> _Exercise_
List each line holding the string "content".

> _Data provided_
========================

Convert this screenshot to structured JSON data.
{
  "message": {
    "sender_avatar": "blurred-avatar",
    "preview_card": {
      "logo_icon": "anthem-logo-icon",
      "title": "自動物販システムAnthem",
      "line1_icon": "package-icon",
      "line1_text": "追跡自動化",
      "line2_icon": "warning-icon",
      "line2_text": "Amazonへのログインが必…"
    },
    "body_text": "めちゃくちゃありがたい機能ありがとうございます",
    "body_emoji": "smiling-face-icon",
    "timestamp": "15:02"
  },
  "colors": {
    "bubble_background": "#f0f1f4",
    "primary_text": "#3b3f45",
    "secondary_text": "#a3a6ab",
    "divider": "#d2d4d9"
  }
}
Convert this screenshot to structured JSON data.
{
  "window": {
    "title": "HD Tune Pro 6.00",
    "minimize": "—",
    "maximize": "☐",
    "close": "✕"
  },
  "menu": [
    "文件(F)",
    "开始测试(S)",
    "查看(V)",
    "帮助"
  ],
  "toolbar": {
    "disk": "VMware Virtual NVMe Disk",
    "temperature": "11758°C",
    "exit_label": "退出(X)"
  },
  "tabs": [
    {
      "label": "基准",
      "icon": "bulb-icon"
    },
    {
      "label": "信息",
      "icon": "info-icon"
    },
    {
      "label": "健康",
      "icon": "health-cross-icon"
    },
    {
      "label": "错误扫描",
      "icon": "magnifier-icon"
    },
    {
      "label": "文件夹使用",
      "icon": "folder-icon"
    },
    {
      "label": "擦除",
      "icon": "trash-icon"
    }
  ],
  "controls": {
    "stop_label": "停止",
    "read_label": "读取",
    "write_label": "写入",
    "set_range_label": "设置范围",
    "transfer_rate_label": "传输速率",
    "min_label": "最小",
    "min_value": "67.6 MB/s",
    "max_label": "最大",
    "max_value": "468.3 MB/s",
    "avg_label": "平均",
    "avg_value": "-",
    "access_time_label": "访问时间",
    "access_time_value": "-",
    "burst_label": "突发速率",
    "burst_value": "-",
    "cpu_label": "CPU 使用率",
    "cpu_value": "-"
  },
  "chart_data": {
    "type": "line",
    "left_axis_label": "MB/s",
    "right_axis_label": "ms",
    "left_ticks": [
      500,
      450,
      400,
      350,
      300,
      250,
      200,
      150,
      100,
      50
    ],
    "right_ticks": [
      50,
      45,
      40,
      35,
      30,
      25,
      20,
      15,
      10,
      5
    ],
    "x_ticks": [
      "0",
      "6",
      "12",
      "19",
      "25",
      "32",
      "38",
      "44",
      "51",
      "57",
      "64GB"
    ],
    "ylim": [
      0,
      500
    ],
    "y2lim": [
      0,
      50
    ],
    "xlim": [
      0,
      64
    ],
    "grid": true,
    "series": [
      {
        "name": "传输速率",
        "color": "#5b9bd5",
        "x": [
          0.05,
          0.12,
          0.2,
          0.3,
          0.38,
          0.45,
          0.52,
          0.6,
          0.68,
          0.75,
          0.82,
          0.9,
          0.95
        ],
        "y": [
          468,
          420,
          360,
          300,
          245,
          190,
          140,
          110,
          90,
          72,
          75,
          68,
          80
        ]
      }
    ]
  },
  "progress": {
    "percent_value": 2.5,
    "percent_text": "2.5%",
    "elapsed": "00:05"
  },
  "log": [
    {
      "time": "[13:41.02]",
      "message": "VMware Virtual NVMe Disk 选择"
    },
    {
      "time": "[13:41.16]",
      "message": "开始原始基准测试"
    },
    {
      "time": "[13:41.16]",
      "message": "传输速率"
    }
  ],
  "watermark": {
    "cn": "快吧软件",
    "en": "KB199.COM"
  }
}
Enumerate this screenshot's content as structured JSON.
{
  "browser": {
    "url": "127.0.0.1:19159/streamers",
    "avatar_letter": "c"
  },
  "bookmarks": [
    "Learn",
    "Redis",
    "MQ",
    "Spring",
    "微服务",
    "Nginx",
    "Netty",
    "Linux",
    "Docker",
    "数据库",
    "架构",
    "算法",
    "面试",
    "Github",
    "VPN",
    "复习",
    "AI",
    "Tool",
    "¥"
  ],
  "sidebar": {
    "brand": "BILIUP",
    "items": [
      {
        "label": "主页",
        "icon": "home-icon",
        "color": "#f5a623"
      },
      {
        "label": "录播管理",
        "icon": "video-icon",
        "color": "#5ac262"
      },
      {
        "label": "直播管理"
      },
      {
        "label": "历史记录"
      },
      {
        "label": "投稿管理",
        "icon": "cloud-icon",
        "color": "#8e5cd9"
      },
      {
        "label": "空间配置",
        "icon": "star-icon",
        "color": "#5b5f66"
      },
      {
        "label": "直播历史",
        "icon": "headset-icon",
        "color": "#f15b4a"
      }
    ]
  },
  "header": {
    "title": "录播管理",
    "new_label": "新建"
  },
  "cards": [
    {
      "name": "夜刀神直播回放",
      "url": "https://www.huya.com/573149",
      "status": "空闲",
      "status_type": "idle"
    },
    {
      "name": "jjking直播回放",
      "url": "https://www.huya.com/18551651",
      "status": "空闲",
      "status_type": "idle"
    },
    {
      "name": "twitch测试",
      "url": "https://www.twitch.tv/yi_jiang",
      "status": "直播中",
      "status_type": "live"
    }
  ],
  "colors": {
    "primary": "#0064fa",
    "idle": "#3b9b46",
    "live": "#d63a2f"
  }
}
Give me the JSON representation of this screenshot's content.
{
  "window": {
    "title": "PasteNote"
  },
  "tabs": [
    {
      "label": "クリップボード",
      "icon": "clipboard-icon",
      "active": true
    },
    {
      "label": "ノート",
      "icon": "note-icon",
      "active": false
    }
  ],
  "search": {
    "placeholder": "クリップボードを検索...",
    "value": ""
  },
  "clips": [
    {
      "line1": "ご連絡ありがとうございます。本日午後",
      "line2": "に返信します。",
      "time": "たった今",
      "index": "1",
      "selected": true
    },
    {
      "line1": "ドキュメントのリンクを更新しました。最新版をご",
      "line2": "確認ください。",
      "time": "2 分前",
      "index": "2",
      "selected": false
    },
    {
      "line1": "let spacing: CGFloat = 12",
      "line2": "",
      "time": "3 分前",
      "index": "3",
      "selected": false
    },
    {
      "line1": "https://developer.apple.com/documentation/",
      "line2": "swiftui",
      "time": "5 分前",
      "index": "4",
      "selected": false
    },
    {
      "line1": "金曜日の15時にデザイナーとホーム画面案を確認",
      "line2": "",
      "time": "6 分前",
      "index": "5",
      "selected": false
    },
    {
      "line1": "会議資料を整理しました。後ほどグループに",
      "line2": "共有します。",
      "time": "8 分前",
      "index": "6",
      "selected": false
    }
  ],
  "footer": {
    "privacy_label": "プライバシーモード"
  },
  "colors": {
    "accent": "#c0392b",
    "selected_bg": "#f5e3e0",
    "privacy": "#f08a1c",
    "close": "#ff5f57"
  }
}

========================

> _Reply to the task_
Enumerate this screenshot's content as structured JSON.
Give me the JSON representation of this screenshot's content.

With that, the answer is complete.